— START OF Records supplied —
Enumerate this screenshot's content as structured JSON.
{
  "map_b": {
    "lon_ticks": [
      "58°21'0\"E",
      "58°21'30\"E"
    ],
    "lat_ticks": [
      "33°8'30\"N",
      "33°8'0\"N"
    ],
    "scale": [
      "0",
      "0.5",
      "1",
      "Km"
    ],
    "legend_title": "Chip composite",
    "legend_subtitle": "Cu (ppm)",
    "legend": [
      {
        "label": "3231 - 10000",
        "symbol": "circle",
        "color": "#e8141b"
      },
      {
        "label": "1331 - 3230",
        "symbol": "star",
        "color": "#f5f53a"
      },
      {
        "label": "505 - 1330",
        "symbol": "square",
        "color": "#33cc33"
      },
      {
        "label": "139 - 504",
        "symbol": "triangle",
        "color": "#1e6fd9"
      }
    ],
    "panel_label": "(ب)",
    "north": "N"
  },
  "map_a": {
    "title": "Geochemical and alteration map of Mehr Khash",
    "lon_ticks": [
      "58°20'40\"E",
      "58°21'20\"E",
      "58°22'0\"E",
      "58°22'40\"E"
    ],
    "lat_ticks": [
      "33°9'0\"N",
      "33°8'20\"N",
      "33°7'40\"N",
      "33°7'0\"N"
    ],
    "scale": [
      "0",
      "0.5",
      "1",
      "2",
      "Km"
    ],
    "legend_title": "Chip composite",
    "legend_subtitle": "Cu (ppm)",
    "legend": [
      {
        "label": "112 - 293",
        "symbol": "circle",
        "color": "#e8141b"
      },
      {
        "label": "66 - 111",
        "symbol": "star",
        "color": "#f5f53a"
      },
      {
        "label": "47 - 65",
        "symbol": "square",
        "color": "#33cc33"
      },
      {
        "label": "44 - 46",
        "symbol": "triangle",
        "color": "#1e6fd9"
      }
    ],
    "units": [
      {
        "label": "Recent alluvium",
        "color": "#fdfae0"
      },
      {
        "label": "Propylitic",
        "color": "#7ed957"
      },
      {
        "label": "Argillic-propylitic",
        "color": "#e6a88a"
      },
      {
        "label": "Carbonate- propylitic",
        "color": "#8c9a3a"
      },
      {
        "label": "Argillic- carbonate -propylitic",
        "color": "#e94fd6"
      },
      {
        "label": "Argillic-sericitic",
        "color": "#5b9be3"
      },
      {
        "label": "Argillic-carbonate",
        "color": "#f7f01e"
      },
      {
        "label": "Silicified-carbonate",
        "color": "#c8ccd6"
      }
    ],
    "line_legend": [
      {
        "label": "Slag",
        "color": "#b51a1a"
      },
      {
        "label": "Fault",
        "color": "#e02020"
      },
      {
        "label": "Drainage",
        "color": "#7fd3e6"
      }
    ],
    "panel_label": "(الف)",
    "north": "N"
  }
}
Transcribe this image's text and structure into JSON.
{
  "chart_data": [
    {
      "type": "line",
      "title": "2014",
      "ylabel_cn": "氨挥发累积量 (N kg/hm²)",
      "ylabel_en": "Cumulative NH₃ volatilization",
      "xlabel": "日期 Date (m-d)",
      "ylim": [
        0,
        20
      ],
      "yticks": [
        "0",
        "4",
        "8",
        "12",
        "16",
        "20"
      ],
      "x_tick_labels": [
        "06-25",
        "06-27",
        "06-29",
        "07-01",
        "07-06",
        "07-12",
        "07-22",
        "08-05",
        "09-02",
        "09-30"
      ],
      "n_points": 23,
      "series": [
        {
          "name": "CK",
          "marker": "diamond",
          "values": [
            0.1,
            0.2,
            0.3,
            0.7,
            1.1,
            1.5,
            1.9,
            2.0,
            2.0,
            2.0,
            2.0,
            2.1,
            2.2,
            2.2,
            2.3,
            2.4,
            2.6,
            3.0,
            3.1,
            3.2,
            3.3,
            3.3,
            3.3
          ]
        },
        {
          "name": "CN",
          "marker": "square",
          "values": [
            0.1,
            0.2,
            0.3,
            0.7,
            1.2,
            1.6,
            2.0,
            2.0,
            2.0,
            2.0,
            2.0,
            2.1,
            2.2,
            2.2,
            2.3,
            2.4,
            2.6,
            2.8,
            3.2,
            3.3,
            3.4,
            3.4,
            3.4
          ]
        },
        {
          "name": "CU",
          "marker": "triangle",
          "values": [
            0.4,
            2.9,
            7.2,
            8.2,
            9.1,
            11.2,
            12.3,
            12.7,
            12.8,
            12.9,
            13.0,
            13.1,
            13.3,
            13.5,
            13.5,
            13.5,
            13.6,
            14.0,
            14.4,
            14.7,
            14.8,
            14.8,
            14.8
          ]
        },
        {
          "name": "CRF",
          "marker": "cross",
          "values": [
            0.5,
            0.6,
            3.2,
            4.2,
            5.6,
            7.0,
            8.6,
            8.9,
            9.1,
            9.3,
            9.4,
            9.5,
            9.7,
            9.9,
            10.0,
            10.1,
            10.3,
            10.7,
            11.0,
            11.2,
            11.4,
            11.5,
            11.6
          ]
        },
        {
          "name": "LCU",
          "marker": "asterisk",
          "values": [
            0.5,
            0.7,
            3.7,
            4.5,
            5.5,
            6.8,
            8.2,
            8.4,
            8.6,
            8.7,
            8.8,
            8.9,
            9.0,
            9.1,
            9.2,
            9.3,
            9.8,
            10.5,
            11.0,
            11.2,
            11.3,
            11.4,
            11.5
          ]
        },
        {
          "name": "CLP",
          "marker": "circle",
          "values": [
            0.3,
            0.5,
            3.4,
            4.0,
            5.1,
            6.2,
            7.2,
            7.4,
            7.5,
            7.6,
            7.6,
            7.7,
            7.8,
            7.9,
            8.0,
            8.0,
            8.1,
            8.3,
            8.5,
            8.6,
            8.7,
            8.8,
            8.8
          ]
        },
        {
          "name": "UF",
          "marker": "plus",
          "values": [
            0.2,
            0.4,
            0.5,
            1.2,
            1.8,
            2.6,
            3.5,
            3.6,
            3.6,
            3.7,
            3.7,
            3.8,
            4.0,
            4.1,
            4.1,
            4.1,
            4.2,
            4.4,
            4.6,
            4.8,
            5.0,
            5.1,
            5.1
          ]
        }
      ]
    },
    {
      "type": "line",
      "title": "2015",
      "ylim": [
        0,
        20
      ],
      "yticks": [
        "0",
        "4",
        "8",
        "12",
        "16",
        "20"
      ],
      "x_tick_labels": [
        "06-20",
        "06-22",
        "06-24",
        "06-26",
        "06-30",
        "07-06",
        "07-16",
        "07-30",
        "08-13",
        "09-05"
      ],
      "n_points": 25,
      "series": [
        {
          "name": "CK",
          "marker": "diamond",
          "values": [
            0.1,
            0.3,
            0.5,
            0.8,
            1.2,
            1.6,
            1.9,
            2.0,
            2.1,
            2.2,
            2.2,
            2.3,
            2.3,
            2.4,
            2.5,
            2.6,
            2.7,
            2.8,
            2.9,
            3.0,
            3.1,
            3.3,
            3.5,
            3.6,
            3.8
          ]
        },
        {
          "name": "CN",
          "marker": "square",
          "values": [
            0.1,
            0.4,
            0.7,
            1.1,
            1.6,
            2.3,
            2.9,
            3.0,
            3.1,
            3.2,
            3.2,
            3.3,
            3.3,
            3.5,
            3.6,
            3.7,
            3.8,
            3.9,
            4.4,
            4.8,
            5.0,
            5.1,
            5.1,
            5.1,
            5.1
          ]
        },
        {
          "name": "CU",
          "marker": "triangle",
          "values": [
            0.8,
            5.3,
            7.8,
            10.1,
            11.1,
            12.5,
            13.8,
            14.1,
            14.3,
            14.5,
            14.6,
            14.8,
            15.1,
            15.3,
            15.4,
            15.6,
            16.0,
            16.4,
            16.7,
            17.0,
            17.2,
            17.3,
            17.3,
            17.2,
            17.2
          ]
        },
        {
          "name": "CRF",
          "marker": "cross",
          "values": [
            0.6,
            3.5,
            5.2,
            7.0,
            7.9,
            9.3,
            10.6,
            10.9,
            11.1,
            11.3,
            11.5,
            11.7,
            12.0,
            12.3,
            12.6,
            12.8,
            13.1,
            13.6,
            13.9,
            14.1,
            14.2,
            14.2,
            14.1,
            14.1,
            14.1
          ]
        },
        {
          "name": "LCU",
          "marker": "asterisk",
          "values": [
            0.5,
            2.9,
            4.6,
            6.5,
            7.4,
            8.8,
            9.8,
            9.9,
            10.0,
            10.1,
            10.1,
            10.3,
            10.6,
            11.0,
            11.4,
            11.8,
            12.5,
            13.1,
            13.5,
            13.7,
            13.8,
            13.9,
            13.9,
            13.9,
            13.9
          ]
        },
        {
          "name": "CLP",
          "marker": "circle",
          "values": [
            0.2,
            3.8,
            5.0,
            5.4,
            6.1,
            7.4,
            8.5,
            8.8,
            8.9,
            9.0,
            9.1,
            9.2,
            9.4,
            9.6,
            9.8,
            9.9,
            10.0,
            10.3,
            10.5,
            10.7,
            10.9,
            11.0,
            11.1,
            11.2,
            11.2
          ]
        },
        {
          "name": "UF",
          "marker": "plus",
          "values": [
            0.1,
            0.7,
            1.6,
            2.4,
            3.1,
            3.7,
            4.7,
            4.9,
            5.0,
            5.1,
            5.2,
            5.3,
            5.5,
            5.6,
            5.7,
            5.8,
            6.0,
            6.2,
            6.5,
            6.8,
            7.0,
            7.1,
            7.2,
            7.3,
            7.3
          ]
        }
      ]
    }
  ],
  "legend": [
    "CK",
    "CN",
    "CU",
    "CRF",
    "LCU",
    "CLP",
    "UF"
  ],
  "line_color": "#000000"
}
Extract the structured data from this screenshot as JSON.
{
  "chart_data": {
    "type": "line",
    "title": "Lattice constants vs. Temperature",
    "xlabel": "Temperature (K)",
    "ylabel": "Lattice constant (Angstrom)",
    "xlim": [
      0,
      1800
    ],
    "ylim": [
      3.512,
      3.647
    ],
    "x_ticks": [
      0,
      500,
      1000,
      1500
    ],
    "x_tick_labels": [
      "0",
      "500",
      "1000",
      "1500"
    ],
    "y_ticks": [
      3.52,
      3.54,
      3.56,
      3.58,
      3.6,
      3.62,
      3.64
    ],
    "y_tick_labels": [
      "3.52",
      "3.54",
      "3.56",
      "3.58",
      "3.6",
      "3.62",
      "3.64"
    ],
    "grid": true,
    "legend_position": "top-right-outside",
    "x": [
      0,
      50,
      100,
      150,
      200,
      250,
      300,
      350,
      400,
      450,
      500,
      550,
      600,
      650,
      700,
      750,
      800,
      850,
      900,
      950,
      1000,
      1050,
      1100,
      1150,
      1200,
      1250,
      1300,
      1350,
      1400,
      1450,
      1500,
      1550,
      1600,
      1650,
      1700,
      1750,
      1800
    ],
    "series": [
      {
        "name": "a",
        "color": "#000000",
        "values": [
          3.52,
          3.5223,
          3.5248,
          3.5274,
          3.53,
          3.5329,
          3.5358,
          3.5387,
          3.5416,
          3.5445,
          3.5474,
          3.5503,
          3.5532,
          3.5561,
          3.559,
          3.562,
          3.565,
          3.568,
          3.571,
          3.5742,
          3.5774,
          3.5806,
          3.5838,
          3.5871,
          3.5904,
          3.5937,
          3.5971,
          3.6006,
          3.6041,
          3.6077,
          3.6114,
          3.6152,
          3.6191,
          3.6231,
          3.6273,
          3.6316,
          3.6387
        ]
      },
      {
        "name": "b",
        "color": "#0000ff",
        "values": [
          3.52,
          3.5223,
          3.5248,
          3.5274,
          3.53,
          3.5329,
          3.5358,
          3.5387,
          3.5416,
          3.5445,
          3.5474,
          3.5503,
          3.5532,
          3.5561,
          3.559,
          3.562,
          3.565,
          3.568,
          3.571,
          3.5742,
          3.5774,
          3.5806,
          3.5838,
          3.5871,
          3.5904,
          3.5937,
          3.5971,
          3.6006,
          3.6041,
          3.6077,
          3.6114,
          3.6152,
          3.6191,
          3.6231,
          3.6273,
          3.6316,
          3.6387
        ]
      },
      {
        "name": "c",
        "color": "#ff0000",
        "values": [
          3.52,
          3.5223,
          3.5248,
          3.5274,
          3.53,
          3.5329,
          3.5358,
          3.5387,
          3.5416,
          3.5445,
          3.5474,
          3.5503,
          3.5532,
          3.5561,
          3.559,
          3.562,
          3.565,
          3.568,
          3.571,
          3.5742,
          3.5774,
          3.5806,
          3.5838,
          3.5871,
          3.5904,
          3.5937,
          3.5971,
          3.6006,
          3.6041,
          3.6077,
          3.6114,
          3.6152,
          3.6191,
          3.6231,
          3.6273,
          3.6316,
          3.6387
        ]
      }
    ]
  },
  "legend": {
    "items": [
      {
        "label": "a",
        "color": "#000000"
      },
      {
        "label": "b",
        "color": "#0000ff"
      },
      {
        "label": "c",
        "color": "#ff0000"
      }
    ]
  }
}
— END OF Records supplied —
» **Work instructions**
In the material above, find each line that contains the word "screenshot", and select it.

» **Complete answer**
Enumerate this screenshot's content as structured JSON.
Extract the structured data from this screenshot as JSON.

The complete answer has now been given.